Word for word, transcribe the lines below and drop the pictures.

▶ **PROVIDED INFORMATION**
===
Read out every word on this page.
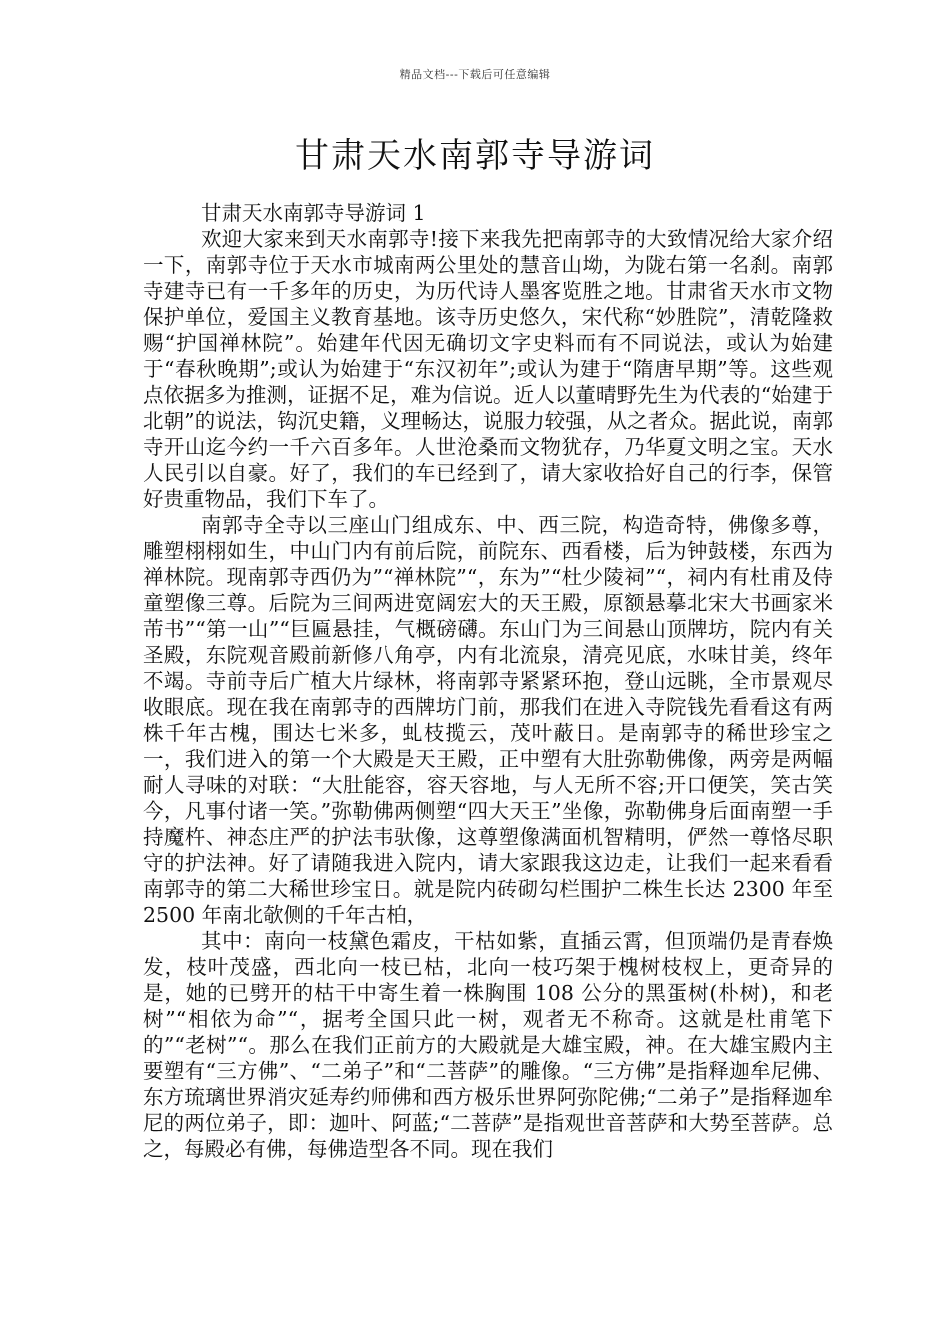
精品文档---下载后可任意编辑
甘肃天水南郭寺导游词

甘肃天水南郭寺导游词 1

欢迎大家来到天水南郭寺!接下来我先把南郭寺的大致情况给大家介绍一下，南郭寺位于天水市城南两公里处的慧音山坳，为陇右第一名刹。南郭寺建寺已有一千多年的历史，为历代诗人墨客览胜之地。甘肃省天水市文物保护单位，爱国主义教育基地。该寺历史悠久，宋代称“妙胜院”，清乾隆救赐“护国禅林院”。始建年代因无确切文字史料而有不同说法，或认为始建于“春秋晚期”;或认为始建于“东汉初年”;或认为建于“隋唐早期”等。这些观点依据多为推测，证据不足，难为信说。近人以董晴野先生为代表的“始建于北朝”的说法，钩沉史籍，义理畅达，说服力较强，从之者众。据此说，南郭寺开山迄今约一千六百多年。人世沧桑而文物犹存，乃华夏文明之宝。天水人民引以自豪。好了，我们的车已经到了，请大家收拾好自己的行李，保管好贵重物品，我们下车了。

南郭寺全寺以三座山门组成东、中、西三院，构造奇特，佛像多尊，雕塑栩栩如生，中山门内有前后院，前院东、西看楼，后为钟鼓楼，东西为禅林院。现南郭寺西仍为”“禅林院”“，东为”“杜少陵祠”“，祠内有杜甫及侍童塑像三尊。后院为三间两进宽阔宏大的天王殿，原额悬摹北宋大书画家米芾书”“第一山”“巨匾悬挂，气概磅礴。东山门为三间悬山顶牌坊，院内有关圣殿，东院观音殿前新修八角亭，内有北流泉，清亮见底，水味甘美，终年不竭。寺前寺后广植大片绿林，将南郭寺紧紧环抱，登山远眺，全市景观尽收眼底。现在我在南郭寺的西牌坊门前，那我们在进入寺院钱先看看这有两株千年古槐，围达七米多，虬枝揽云，茂叶蔽日。是南郭寺的稀世珍宝之一，我们进入的第一个大殿是天王殿，正中塑有大肚弥勒佛像，两旁是两幅耐人寻味的对联：“大肚能容，容天容地，与人无所不容;开口便笑，笑古笑今，凡事付诸一笑。”弥勒佛两侧塑“四大天王”坐像，弥勒佛身后面南塑一手持魔杵、神态庄严的护法韦驮像，这尊塑像满面机智精明，俨然一尊恪尽职守的护法神。好了请随我进入院内，请大家跟我这边走，让我们一起来看看南郭寺的第二大稀世珍宝日。就是院内砖砌勾栏围护二株生长达 2300 年至 2500 年南北欹侧的千年古柏，

其中：南向一枝黛色霜皮，干枯如紫，直插云霄，但顶端仍是青春焕发，枝叶茂盛，西北向一枝已枯，北向一枝巧架于槐树枝杈上，更奇异的是，她的已劈开的枯干中寄生着一株胸围 108 公分的黑蛋树(朴树)，和老树”“相依为命”“，据考全国只此一树，观者无不称奇。这就是杜甫笔下的”“老树”“。那么在我们正前方的大殿就是大雄宝殿，神。在大雄宝殿内主要塑有“三方佛”、“二弟子”和“二菩萨”的雕像。“三方佛”是指释迦牟尼佛、东方琉璃世界消灾延寿约师佛和西方极乐世界阿弥陀佛;“二弟子”是指释迦牟尼的两位弟子，即：迦叶、阿蓝;“二菩萨”是指观世音菩萨和大势至菩萨。总之，每殿必有佛，每佛造型各不同。现在我们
===
▶ **IN RESPONSE**
Read out every word on this page.
精品文档---下载后可任意编辑
甘肃天水南郭寺导游词

甘肃天水南郭寺导游词 1

欢迎大家来到天水南郭寺!接下来我先把南郭寺的大致情况给大家介绍一下，南郭寺位于天水市城南两公里处的慧音山坳，为陇右第一名刹。南郭寺建寺已有一千多年的历史，为历代诗人墨客览胜之地。甘肃省天水市文物保护单位，爱国主义教育基地。该寺历史悠久，宋代称“妙胜院”，清乾隆救赐“护国禅林院”。始建年代因无确切文字史料而有不同说法，或认为始建于“春秋晚期”;或认为始建于“东汉初年”;或认为建于“隋唐早期”等。这些观点依据多为推测，证据不足，难为信说。近人以董晴野先生为代表的“始建于北朝”的说法，钩沉史籍，义理畅达，说服力较强，从之者众。据此说，南郭寺开山迄今约一千六百多年。人世沧桑而文物犹存，乃华夏文明之宝。天水人民引以自豪。好了，我们的车已经到了，请大家收拾好自己的行李，保管好贵重物品，我们下车了。

南郭寺全寺以三座山门组成东、中、西三院，构造奇特，佛像多尊，雕塑栩栩如生，中山门内有前后院，前院东、西看楼，后为钟鼓楼，东西为禅林院。现南郭寺西仍为”“禅林院”“，东为”“杜少陵祠”“，祠内有杜甫及侍童塑像三尊。后院为三间两进宽阔宏大的天王殿，原额悬摹北宋大书画家米芾书”“第一山”“巨匾悬挂，气概磅礴。东山门为三间悬山顶牌坊，院内有关圣殿，东院观音殿前新修八角亭，内有北流泉，清亮见底，水味甘美，终年不竭。寺前寺后广植大片绿林，将南郭寺紧紧环抱，登山远眺，全市景观尽收眼底。现在我在南郭寺的西牌坊门前，那我们在进入寺院钱先看看这有两株千年古槐，围达七米多，虬枝揽云，茂叶蔽日。是南郭寺的稀世珍宝之一，我们进入的第一个大殿是天王殿，正中塑有大肚弥勒佛像，两旁是两幅耐人寻味的对联：“大肚能容，容天容地，与人无所不容;开口便笑，笑古笑今，凡事付诸一笑。”弥勒佛两侧塑“四大天王”坐像，弥勒佛身后面南塑一手持魔杵、神态庄严的护法韦驮像，这尊塑像满面机智精明，俨然一尊恪尽职守的护法神。好了请随我进入院内，请大家跟我这边走，让我们一起来看看南郭寺的第二大稀世珍宝日。就是院内砖砌勾栏围护二株生长达 2300 年至 2500 年南北欹侧的千年古柏，

其中：南向一枝黛色霜皮，干枯如紫，直插云霄，但顶端仍是青春焕发，枝叶茂盛，西北向一枝已枯，北向一枝巧架于槐树枝杈上，更奇异的是，她的已劈开的枯干中寄生着一株胸围 108 公分的黑蛋树(朴树)，和老树”“相依为命”“，据考全国只此一树，观者无不称奇。这就是杜甫笔下的”“老树”“。那么在我们正前方的大殿就是大雄宝殿，神。在大雄宝殿内主要塑有“三方佛”、“二弟子”和“二菩萨”的雕像。“三方佛”是指释迦牟尼佛、东方琉璃世界消灾延寿约师佛和西方极乐世界阿弥陀佛;“二弟子”是指释迦牟尼的两位弟子，即：迦叶、阿蓝;“二菩萨”是指观世音菩萨和大势至菩萨。总之，每殿必有佛，每佛造型各不同。现在我们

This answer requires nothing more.